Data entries
------------------------------------
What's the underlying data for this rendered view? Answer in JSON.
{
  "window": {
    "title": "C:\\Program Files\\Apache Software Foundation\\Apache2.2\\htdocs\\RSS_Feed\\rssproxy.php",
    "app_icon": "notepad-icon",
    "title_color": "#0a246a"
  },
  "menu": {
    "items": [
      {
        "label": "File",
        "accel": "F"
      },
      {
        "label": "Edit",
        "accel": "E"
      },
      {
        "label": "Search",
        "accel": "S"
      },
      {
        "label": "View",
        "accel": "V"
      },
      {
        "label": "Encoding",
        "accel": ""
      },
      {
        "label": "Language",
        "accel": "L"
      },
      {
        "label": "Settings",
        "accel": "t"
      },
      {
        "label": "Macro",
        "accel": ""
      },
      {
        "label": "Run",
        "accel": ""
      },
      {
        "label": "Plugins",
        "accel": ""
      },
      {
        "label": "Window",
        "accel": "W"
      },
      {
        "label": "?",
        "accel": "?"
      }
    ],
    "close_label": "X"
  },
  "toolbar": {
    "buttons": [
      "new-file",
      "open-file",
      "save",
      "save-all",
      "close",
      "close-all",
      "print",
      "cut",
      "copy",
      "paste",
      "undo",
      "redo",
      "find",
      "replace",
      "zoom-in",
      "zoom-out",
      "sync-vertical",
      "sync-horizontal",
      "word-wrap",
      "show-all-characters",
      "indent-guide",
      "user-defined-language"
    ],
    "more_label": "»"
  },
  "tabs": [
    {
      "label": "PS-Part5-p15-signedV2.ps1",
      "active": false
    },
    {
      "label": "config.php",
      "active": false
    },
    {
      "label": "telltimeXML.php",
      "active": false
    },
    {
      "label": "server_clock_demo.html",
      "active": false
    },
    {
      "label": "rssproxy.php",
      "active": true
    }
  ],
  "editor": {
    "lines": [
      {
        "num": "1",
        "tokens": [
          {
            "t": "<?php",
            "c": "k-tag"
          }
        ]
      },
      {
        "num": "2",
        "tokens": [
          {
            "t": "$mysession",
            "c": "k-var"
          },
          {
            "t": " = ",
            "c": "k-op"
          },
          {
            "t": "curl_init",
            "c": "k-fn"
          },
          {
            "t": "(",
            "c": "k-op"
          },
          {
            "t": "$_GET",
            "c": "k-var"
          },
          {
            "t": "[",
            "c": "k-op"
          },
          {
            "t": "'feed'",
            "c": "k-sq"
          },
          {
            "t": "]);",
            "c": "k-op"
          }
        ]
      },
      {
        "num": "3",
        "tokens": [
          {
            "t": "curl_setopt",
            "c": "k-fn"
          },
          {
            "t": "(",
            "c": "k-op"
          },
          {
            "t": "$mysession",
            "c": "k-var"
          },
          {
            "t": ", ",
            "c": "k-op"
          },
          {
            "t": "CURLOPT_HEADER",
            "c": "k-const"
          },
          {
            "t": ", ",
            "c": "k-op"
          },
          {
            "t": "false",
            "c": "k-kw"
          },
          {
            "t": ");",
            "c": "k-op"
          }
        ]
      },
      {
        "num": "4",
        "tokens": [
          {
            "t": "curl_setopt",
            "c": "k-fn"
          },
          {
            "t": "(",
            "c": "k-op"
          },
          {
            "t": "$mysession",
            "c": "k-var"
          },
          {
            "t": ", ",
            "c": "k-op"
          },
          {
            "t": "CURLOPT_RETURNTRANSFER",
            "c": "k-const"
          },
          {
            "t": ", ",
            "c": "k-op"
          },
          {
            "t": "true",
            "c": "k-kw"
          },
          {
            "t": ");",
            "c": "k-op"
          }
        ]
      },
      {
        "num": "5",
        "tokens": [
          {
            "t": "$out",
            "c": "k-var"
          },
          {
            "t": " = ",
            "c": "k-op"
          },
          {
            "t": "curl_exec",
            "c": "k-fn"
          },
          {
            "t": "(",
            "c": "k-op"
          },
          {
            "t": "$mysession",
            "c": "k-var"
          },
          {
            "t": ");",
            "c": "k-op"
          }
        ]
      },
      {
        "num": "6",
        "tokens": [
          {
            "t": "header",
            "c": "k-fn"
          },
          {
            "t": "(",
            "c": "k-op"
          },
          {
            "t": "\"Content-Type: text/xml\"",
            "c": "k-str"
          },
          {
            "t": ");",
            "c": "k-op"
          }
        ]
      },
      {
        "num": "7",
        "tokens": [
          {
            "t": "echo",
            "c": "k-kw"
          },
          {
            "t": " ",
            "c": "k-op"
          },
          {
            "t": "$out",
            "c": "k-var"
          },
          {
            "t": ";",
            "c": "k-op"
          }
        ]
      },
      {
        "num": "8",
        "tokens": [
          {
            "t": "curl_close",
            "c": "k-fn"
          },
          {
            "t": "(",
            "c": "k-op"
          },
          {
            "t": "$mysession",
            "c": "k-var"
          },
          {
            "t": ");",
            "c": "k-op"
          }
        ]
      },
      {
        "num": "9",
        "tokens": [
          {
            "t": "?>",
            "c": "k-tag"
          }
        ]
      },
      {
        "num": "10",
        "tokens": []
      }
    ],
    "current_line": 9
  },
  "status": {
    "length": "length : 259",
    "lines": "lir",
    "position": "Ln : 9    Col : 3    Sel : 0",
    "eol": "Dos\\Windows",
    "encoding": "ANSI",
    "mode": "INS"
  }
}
------------------------------------
▶ Your task: Set down the material above again, word for word.

▶ Exercise output:
What's the underlying data for this rendered view? Answer in JSON.
{
  "window": {
    "title": "C:\\Program Files\\Apache Software Foundation\\Apache2.2\\htdocs\\RSS_Feed\\rssproxy.php",
    "app_icon": "notepad-icon",
    "title_color": "#0a246a"
  },
  "menu": {
    "items": [
      {
        "label": "File",
        "accel": "F"
      },
      {
        "label": "Edit",
        "accel": "E"
      },
      {
        "label": "Search",
        "accel": "S"
      },
      {
        "label": "View",
        "accel": "V"
      },
      {
        "label": "Encoding",
        "accel": ""
      },
      {
        "label": "Language",
        "accel": "L"
      },
      {
        "label": "Settings",
        "accel": "t"
      },
      {
        "label": "Macro",
        "accel": ""
      },
      {
        "label": "Run",
        "accel": ""
      },
      {
        "label": "Plugins",
        "accel": ""
      },
      {
        "label": "Window",
        "accel": "W"
      },
      {
        "label": "?",
        "accel": "?"
      }
    ],
    "close_label": "X"
  },
  "toolbar": {
    "buttons": [
      "new-file",
      "open-file",
      "save",
      "save-all",
      "close",
      "close-all",
      "print",
      "cut",
      "copy",
      "paste",
      "undo",
      "redo",
      "find",
      "replace",
      "zoom-in",
      "zoom-out",
      "sync-vertical",
      "sync-horizontal",
      "word-wrap",
      "show-all-characters",
      "indent-guide",
      "user-defined-language"
    ],
    "more_label": "»"
  },
  "tabs": [
    {
      "label": "PS-Part5-p15-signedV2.ps1",
      "active": false
    },
    {
      "label": "config.php",
      "active": false
    },
    {
      "label": "telltimeXML.php",
      "active": false
    },
    {
      "label": "server_clock_demo.html",
      "active": false
    },
    {
      "label": "rssproxy.php",
      "active": true
    }
  ],
  "editor": {
    "lines": [
      {
        "num": "1",
        "tokens": [
          {
            "t": "<?php",
            "c": "k-tag"
          }
        ]
      },
      {
        "num": "2",
        "tokens": [
          {
            "t": "$mysession",
            "c": "k-var"
          },
          {
            "t": " = ",
            "c": "k-op"
          },
          {
            "t": "curl_init",
            "c": "k-fn"
          },
          {
            "t": "(",
            "c": "k-op"
          },
          {
            "t": "$_GET",
            "c": "k-var"
          },
          {
            "t": "[",
            "c": "k-op"
          },
          {
            "t": "'feed'",
            "c": "k-sq"
          },
          {
            "t": "]);",
            "c": "k-op"
          }
        ]
      },
      {
        "num": "3",
        "tokens": [
          {
            "t": "curl_setopt",
            "c": "k-fn"
          },
          {
            "t": "(",
            "c": "k-op"
          },
          {
            "t": "$mysession",
            "c": "k-var"
          },
          {
            "t": ", ",
            "c": "k-op"
          },
          {
            "t": "CURLOPT_HEADER",
            "c": "k-const"
          },
          {
            "t": ", ",
            "c": "k-op"
          },
          {
            "t": "false",
            "c": "k-kw"
          },
          {
            "t": ");",
            "c": "k-op"
          }
        ]
      },
      {
        "num": "4",
        "tokens": [
          {
            "t": "curl_setopt",
            "c": "k-fn"
          },
          {
            "t": "(",
            "c": "k-op"
          },
          {
            "t": "$mysession",
            "c": "k-var"
          },
          {
            "t": ", ",
            "c": "k-op"
          },
          {
            "t": "CURLOPT_RETURNTRANSFER",
            "c": "k-const"
          },
          {
            "t": ", ",
            "c": "k-op"
          },
          {
            "t": "true",
            "c": "k-kw"
          },
          {
            "t": ");",
            "c": "k-op"
          }
        ]
      },
      {
        "num": "5",
        "tokens": [
          {
            "t": "$out",
            "c": "k-var"
          },
          {
            "t": " = ",
            "c": "k-op"
          },
          {
            "t": "curl_exec",
            "c": "k-fn"
          },
          {
            "t": "(",
            "c": "k-op"
          },
          {
            "t": "$mysession",
            "c": "k-var"
          },
          {
            "t": ");",
            "c": "k-op"
          }
        ]
      },
      {
        "num": "6",
        "tokens": [
          {
            "t": "header",
            "c": "k-fn"
          },
          {
            "t": "(",
            "c": "k-op"
          },
          {
            "t": "\"Content-Type: text/xml\"",
            "c": "k-str"
          },
          {
            "t": ");",
            "c": "k-op"
          }
        ]
      },
      {
        "num": "7",
        "tokens": [
          {
            "t": "echo",
            "c": "k-kw"
          },
          {
            "t": " ",
            "c": "k-op"
          },
          {
            "t": "$out",
            "c": "k-var"
          },
          {
            "t": ";",
            "c": "k-op"
          }
        ]
      },
      {
        "num": "8",
        "tokens": [
          {
            "t": "curl_close",
            "c": "k-fn"
          },
          {
            "t": "(",
            "c": "k-op"
          },
          {
            "t": "$mysession",
            "c": "k-var"
          },
          {
            "t": ");",
            "c": "k-op"
          }
        ]
      },
      {
        "num": "9",
        "tokens": [
          {
            "t": "?>",
            "c": "k-tag"
          }
        ]
      },
      {
        "num": "10",
        "tokens": []
      }
    ],
    "current_line": 9
  },
  "status": {
    "length": "length : 259",
    "lines": "lir",
    "position": "Ln : 9    Col : 3    Sel : 0",
    "eol": "Dos\\Windows",
    "encoding": "ANSI",
    "mode": "INS"
  }
}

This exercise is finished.